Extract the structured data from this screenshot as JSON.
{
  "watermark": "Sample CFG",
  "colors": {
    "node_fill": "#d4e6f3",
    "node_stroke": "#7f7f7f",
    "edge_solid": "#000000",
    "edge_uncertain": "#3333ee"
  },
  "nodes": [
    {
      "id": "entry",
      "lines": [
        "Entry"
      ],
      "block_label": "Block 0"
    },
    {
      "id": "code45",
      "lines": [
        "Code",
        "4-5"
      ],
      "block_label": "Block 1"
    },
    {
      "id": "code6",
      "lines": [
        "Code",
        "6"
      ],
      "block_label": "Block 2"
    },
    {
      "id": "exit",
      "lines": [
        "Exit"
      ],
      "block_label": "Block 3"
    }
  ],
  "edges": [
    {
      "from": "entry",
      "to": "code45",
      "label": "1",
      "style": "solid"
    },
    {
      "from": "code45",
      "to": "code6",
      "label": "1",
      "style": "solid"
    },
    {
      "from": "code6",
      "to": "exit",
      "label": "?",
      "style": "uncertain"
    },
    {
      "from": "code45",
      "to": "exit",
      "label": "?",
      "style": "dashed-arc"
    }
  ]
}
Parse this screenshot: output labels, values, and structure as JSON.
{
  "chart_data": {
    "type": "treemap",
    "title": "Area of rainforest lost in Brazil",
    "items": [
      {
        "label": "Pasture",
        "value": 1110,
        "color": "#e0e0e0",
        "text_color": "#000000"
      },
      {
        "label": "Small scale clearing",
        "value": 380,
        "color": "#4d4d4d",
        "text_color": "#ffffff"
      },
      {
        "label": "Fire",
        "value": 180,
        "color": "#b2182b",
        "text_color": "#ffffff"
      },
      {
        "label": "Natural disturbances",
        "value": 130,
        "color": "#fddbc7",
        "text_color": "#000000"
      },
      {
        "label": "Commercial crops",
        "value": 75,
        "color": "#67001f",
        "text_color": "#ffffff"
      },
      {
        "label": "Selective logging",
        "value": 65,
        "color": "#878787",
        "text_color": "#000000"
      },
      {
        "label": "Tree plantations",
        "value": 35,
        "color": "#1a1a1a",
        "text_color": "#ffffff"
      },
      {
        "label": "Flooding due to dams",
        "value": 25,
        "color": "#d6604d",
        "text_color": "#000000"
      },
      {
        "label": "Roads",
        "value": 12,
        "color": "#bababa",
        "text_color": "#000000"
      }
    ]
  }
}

» **Given request**
Reproduce every record, matching each line exactly.

» **Problem solution**
Extract the structured data from this screenshot as JSON.
{
  "watermark": "Sample CFG",
  "colors": {
    "node_fill": "#d4e6f3",
    "node_stroke": "#7f7f7f",
    "edge_solid": "#000000",
    "edge_uncertain": "#3333ee"
  },
  "nodes": [
    {
      "id": "entry",
      "lines": [
        "Entry"
      ],
      "block_label": "Block 0"
    },
    {
      "id": "code45",
      "lines": [
        "Code",
        "4-5"
      ],
      "block_label": "Block 1"
    },
    {
      "id": "code6",
      "lines": [
        "Code",
        "6"
      ],
      "block_label": "Block 2"
    },
    {
      "id": "exit",
      "lines": [
        "Exit"
      ],
      "block_label": "Block 3"
    }
  ],
  "edges": [
    {
      "from": "entry",
      "to": "code45",
      "label": "1",
      "style": "solid"
    },
    {
      "from": "code45",
      "to": "code6",
      "label": "1",
      "style": "solid"
    },
    {
      "from": "code6",
      "to": "exit",
      "label": "?",
      "style": "uncertain"
    },
    {
      "from": "code45",
      "to": "exit",
      "label": "?",
      "style": "dashed-arc"
    }
  ]
}
Parse this screenshot: output labels, values, and structure as JSON.
{
  "chart_data": {
    "type": "treemap",
    "title": "Area of rainforest lost in Brazil",
    "items": [
      {
        "label": "Pasture",
        "value": 1110,
        "color": "#e0e0e0",
        "text_color": "#000000"
      },
      {
        "label": "Small scale clearing",
        "value": 380,
        "color": "#4d4d4d",
        "text_color": "#ffffff"
      },
      {
        "label": "Fire",
        "value": 180,
        "color": "#b2182b",
        "text_color": "#ffffff"
      },
      {
        "label": "Natural disturbances",
        "value": 130,
        "color": "#fddbc7",
        "text_color": "#000000"
      },
      {
        "label": "Commercial crops",
        "value": 75,
        "color": "#67001f",
        "text_color": "#ffffff"
      },
      {
        "label": "Selective logging",
        "value": 65,
        "color": "#878787",
        "text_color": "#000000"
      },
      {
        "label": "Tree plantations",
        "value": 35,
        "color": "#1a1a1a",
        "text_color": "#ffffff"
      },
      {
        "label": "Flooding due to dams",
        "value": 25,
        "color": "#d6604d",
        "text_color": "#000000"
      },
      {
        "label": "Roads",
        "value": 12,
        "color": "#bababa",
        "text_color": "#000000"
      }
    ]
  }
}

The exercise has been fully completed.